- _EXCERPT TO READ_
‘Mom, do you believe in luck?’

WE just celebrated Chinese New Year a few days ago. Every year, I spend this time celebrating with my family and our dearest family friends from The Yin and Yang Shop of Harmony.

Feng shui is part of my Chinese culture growing up. My Chinese name, which means “Double Rose,” was given to me by a Chinese monk who mastered in feng shui.  He also gave the Chinese names of both my children.

In feng shui, each person has a specific “        ” (8 characters) that defines one’s lifelong “luck”, both good and bad. Based on this, I guess one can say that one is born with a specific luck. It made me think of a question my children would ask me: If I actually believed in luck, and how a recent experience of my daughter made me see an “expanded” view of luck.

My daughter recently participated in the 2022 Southeast Asia Fencing Federation Championships. A few months leading to this competition, she was not in full shape because she needed to prioritize keeping her 4.5 GPA [Grade Point Average] and was preparing a lot for her university applications next year. When she found out in December that this major competition was coming up and Christmas break started, she devoted her whole break to training. She ended up winning two golds for our country—one gold medal for Women’s Cadet Individual and another gold medal for Women’s Junior Team.

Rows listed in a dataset
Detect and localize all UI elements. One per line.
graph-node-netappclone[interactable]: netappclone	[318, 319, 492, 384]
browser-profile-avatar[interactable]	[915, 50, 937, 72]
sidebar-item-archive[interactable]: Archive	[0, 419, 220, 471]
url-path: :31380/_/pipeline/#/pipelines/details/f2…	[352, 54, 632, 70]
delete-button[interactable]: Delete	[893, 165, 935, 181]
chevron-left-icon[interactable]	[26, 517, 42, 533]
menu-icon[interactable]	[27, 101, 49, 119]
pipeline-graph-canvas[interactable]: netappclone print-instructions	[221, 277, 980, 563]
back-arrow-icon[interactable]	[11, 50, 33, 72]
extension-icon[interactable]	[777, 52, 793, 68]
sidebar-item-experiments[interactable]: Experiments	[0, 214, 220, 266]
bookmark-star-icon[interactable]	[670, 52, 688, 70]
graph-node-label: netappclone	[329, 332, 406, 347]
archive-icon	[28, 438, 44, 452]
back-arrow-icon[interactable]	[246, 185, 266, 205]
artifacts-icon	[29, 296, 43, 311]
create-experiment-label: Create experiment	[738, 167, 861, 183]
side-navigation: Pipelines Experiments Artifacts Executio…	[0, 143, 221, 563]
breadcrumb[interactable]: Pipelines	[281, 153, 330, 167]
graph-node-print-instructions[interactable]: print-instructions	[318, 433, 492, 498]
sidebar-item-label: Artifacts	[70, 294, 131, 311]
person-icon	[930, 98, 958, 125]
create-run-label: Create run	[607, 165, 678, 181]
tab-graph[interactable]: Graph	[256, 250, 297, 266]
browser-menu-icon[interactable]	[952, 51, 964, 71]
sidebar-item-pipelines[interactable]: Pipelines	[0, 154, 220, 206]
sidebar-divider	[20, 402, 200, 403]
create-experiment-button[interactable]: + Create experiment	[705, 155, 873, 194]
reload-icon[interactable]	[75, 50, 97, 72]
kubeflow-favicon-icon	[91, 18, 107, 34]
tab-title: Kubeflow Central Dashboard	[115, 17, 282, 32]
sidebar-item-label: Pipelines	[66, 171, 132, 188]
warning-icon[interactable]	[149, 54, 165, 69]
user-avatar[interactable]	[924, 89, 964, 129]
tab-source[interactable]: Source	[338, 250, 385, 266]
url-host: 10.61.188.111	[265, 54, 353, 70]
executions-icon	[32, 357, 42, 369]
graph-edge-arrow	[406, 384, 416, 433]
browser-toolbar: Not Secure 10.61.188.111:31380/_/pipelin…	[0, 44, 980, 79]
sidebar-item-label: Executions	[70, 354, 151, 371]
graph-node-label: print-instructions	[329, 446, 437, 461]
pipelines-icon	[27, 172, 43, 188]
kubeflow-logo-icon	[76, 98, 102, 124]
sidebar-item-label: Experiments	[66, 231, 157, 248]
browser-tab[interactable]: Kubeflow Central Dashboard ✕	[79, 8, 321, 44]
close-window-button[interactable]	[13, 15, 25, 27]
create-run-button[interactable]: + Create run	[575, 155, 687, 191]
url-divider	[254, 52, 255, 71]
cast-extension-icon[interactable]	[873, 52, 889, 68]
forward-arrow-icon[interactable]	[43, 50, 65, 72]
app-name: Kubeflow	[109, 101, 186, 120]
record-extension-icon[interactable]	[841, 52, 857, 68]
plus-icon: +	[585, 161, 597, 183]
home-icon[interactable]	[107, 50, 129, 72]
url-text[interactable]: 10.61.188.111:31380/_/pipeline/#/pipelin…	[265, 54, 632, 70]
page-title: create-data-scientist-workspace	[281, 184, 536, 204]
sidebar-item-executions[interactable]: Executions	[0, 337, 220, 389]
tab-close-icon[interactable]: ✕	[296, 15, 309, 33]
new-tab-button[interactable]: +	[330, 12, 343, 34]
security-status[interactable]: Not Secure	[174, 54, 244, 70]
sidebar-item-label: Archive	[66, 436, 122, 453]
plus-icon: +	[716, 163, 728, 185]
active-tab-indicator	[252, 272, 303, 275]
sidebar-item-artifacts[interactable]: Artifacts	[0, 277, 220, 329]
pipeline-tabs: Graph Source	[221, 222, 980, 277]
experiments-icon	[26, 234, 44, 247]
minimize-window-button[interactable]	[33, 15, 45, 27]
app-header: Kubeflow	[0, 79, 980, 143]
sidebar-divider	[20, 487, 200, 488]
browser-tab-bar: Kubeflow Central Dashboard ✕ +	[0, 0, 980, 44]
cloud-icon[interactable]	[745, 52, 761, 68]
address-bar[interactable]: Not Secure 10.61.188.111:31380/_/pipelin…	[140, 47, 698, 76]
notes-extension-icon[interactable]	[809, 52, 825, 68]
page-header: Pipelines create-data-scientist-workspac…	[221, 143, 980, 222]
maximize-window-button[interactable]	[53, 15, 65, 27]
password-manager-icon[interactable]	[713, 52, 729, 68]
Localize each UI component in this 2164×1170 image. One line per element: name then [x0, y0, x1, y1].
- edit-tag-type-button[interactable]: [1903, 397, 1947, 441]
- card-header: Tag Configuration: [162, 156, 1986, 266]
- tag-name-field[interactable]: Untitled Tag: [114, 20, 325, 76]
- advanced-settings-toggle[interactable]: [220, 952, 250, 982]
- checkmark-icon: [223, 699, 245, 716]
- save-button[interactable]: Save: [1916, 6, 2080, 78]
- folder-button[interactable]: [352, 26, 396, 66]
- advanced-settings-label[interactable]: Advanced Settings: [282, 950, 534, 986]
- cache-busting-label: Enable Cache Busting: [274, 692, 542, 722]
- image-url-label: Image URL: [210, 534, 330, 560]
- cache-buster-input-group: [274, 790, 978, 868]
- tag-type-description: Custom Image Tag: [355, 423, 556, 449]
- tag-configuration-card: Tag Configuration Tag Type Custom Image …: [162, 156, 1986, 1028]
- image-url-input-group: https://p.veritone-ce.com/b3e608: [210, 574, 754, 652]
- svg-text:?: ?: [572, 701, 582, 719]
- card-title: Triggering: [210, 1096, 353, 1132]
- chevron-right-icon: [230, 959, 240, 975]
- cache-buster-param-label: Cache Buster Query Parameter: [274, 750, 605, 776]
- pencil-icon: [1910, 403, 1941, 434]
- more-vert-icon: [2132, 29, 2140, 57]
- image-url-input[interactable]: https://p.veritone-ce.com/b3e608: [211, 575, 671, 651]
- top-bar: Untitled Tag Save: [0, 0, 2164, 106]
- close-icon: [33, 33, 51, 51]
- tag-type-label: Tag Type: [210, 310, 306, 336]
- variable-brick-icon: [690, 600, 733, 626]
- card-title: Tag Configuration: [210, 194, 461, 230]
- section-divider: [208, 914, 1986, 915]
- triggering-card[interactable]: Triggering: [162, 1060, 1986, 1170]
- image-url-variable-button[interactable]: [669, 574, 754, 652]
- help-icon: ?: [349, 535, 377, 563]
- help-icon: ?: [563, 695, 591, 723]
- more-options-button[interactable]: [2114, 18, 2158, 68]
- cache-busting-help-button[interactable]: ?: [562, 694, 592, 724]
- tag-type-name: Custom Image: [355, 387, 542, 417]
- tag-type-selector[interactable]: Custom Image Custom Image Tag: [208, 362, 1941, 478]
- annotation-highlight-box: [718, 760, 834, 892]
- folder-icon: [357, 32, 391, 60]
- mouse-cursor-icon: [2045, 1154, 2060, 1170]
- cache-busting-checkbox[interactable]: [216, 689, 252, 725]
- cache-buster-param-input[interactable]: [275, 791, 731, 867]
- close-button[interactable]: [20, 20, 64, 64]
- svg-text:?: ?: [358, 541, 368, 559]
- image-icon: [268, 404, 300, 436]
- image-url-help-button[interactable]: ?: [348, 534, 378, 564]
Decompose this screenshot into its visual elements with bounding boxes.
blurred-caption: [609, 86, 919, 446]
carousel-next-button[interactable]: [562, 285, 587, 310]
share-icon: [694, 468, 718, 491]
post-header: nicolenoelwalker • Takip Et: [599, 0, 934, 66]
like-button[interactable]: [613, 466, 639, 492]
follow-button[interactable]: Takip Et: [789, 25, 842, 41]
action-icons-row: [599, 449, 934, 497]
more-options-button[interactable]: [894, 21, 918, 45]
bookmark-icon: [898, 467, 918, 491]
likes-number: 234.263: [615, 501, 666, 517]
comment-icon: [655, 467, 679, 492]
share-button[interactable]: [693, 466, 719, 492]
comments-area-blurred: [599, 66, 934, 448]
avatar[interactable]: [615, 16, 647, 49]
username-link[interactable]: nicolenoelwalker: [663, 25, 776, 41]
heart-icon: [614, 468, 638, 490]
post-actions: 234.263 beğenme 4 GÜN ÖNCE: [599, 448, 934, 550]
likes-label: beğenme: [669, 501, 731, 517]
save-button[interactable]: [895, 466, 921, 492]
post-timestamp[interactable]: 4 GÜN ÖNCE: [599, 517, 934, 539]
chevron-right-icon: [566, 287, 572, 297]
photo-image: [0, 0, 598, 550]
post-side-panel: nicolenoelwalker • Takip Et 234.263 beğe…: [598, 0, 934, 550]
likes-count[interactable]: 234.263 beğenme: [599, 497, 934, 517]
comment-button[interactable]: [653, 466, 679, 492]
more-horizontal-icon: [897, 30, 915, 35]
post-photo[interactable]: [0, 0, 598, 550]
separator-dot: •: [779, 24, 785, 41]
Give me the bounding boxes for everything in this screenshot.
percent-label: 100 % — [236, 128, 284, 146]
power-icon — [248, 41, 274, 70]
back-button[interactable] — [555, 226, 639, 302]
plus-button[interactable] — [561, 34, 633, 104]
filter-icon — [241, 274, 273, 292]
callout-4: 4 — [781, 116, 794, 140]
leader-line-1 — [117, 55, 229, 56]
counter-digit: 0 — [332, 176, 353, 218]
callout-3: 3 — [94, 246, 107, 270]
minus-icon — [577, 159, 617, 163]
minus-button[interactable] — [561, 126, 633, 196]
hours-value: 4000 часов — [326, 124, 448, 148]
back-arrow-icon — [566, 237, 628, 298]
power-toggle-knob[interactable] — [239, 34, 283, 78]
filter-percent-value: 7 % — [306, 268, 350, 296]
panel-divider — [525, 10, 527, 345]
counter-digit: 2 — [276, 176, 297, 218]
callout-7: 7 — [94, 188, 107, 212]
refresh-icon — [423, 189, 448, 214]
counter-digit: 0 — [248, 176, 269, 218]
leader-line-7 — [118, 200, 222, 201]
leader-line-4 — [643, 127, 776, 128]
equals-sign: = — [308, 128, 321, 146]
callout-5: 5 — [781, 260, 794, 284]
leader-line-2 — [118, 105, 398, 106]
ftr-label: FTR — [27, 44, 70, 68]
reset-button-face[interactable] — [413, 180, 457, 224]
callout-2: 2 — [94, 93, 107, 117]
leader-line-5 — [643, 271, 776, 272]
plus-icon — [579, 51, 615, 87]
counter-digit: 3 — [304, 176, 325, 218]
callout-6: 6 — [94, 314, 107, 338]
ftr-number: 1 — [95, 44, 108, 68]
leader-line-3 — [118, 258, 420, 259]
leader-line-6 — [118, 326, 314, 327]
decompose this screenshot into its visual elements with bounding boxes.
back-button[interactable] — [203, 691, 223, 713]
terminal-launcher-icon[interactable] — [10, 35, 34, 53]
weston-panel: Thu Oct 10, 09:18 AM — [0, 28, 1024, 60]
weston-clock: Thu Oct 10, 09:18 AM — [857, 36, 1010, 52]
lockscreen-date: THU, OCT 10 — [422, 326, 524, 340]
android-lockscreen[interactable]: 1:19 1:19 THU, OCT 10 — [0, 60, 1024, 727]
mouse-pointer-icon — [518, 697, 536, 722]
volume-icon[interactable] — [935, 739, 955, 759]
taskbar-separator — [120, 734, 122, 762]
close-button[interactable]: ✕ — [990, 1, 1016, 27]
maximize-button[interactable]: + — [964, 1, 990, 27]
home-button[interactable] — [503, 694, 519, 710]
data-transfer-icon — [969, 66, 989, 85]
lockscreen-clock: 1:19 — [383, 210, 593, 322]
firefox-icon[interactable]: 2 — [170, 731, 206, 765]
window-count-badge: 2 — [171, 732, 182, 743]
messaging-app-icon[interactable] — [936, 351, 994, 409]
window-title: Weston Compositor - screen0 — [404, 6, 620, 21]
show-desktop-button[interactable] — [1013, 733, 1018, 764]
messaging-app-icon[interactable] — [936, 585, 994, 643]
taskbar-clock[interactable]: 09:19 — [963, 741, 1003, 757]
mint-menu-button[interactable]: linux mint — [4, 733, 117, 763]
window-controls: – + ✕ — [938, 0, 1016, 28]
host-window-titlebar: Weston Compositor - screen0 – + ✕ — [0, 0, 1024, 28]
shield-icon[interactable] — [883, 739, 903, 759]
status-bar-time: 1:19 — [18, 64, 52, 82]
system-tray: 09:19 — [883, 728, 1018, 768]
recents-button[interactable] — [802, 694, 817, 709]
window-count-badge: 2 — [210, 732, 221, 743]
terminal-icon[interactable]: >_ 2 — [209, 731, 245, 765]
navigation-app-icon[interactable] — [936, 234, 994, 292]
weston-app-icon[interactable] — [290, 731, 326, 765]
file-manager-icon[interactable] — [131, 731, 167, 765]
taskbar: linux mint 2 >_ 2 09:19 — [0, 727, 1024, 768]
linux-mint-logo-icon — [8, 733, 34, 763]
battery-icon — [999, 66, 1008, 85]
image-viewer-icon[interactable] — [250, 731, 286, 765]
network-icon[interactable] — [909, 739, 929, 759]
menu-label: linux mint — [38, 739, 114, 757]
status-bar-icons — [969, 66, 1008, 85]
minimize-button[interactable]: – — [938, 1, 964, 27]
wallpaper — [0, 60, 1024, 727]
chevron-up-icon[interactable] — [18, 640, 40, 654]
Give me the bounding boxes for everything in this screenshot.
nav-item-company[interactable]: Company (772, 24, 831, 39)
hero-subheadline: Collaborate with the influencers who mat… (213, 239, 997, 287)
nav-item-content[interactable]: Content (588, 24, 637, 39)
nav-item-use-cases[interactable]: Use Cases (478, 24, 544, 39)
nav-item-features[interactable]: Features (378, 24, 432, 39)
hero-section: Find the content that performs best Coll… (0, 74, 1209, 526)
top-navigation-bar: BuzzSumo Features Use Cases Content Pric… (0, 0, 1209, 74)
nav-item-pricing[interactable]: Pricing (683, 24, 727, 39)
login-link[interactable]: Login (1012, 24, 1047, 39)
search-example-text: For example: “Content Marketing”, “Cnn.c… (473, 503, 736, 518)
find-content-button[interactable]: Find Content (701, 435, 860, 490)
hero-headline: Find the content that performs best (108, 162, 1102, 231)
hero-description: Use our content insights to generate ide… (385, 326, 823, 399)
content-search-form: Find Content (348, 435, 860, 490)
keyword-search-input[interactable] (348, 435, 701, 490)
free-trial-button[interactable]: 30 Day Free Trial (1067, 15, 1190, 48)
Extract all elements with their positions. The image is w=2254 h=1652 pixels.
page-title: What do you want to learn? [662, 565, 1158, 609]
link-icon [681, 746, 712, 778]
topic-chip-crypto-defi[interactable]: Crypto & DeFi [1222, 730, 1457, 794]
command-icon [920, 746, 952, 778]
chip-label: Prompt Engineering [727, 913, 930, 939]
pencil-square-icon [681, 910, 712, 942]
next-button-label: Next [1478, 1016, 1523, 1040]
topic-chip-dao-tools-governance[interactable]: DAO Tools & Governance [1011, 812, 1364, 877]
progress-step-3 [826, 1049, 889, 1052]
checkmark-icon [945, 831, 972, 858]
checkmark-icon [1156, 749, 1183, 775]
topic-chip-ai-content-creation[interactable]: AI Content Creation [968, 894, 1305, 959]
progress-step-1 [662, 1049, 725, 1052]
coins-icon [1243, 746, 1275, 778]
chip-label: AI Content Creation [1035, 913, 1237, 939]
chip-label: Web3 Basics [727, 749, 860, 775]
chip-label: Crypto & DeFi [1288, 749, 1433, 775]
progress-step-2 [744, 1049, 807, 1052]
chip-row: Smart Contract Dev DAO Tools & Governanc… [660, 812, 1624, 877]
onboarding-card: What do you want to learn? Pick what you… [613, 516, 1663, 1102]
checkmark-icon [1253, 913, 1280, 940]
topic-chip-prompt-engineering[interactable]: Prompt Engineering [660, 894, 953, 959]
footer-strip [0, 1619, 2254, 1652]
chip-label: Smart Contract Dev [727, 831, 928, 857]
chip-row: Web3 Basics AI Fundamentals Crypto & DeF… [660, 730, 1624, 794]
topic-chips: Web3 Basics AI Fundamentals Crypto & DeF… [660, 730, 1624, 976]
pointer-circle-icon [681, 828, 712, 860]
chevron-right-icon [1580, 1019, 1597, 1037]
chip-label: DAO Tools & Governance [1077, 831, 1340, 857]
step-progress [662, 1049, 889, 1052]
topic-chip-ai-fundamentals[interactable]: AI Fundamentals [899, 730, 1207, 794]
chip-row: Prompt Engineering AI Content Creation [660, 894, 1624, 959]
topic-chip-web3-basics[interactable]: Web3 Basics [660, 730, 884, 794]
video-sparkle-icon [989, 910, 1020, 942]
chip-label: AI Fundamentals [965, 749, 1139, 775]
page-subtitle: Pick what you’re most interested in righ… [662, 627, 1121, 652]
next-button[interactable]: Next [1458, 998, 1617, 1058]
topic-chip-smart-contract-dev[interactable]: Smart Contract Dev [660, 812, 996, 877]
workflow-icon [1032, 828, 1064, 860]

- _TO DO_
a: Transcribe the rows word for word, covering everything from the start of the rows down to the line containing "165, 935, 181]", including that line.
b: Pick up the essay on luck and the daughter's fencing championship where it stops, and carry it forward.

- _RESPONSES PER TASK_
a:
Detect and localize all UI elements. One per line.
graph-node-netappclone[interactable]: netappclone	[318, 319, 492, 384]
browser-profile-avatar[interactable]	[915, 50, 937, 72]
sidebar-item-archive[interactable]: Archive	[0, 419, 220, 471]
url-path: :31380/_/pipeline/#/pipelines/details/f2…	[352, 54, 632, 70]
delete-button[interactable]: Delete	[893, 165, 935, 181]

b:
I have always had these five basic principles and beliefs about luck:

1. Luck begins at birth and in thought. I believe the blessing of our birth is the beginning of our luck. I have always told my children that they were born lucky.

2. Luck is the view from our own lenses. Beyond optimism, luck is the eyes of relativity that’s always in our control. It’s our choice to spot luck or miss it. I have shared to my children to actively be aware of the opportunities life presents to them.  I recently advised my son that although it seems easier to say no and stay in our comfort zone, one must fight that urge and grab the challenge ahead. When he suddenly got nominated for class president this year, even though he felt really shy, he still delivered a good speech and ended up being elected.

3. Luck is the recognition of known wants. Luck can only be present if there is a self-awareness of wants. It is difficult to experience luck if we don’t know what we value. I have also instilled in my children valuable and intangible wants, such as learning, the feeling of being supported, or just recognizing something that truly makes you smile.

4. Luck multiplies with gratitude. I always believe life sees our gratitude.  The more we thank

life, the more life shares us things to be grateful for.

As both of my children experience their own wins, I am prouder that they give utmost respect and gratitude to their teachers and coaches. It is fun to hear Meagan think of how she wants to provide a better future for her coach when she already has the means to.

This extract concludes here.